| Task instructions |
Search the material below for the string "Tableau" and list each line that holds it.

| Record list |

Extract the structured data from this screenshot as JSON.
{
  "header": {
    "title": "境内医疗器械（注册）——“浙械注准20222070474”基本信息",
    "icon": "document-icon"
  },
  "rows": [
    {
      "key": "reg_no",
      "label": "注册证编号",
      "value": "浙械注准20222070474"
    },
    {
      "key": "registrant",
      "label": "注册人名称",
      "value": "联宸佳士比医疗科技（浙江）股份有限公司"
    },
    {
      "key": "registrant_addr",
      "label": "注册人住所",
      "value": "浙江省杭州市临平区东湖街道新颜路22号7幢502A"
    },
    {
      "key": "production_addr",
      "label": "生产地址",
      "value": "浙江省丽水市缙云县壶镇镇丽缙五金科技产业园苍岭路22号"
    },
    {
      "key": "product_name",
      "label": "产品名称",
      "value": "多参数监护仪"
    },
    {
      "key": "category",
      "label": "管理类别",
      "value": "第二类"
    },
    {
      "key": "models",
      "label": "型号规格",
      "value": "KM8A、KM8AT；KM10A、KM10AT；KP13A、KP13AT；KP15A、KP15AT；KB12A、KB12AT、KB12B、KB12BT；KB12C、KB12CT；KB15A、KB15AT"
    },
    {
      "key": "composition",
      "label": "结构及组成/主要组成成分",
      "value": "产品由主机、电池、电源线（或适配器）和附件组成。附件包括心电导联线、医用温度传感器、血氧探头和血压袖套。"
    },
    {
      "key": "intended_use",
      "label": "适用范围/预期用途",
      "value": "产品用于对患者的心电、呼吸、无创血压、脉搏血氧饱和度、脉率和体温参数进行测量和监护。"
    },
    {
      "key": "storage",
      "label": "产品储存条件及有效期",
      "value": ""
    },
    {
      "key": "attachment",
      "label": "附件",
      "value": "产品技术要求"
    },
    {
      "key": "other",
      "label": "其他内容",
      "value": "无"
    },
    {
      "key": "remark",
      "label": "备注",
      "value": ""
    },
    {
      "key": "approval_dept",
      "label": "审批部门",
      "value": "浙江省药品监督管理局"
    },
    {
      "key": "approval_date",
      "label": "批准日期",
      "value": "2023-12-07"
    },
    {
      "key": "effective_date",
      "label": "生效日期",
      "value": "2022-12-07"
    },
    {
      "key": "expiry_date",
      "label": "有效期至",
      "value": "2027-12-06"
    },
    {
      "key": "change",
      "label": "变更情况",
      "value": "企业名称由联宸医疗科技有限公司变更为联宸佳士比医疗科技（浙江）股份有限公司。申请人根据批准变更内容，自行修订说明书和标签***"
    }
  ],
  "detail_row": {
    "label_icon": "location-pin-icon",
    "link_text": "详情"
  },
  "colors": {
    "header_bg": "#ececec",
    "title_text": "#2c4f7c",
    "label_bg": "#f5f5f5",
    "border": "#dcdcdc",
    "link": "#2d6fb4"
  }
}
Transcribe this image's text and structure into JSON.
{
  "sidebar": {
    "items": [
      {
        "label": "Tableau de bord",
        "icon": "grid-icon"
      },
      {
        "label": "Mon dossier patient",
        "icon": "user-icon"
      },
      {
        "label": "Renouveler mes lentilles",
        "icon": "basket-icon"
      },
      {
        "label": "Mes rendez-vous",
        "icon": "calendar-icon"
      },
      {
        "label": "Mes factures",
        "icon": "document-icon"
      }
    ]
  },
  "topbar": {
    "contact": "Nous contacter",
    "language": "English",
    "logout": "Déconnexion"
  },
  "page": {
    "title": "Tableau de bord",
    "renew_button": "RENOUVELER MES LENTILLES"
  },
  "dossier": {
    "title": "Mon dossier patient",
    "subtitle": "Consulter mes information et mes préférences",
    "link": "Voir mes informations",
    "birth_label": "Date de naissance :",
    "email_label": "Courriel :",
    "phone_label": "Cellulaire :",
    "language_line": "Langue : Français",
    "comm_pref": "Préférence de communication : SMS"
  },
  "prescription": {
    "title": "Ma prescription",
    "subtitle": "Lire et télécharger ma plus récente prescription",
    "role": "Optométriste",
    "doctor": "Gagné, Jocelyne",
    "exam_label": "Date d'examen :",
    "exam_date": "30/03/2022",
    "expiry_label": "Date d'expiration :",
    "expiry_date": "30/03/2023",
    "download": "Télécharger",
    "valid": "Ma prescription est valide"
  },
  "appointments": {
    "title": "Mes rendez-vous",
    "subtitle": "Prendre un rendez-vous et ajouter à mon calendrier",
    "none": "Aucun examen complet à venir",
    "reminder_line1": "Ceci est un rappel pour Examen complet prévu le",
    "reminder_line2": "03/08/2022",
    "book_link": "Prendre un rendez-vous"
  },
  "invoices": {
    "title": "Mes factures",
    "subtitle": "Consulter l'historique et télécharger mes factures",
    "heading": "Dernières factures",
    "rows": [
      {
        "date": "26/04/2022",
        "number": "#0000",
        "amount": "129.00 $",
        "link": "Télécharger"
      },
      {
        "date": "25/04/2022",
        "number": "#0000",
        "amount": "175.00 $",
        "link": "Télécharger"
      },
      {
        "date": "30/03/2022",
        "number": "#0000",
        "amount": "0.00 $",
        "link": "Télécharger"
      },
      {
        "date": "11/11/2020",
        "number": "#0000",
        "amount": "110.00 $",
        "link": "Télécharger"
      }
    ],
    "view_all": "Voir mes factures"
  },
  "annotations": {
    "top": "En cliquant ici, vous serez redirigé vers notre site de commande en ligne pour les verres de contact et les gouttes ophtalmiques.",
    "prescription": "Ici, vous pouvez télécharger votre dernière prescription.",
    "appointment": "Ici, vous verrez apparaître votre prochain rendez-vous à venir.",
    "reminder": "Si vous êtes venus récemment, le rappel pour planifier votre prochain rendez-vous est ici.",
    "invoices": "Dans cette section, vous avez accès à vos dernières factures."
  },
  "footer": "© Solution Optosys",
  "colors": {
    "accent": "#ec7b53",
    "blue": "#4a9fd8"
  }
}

| Response to this task |
        "label": "Tableau de bord",
    "title": "Tableau de bord",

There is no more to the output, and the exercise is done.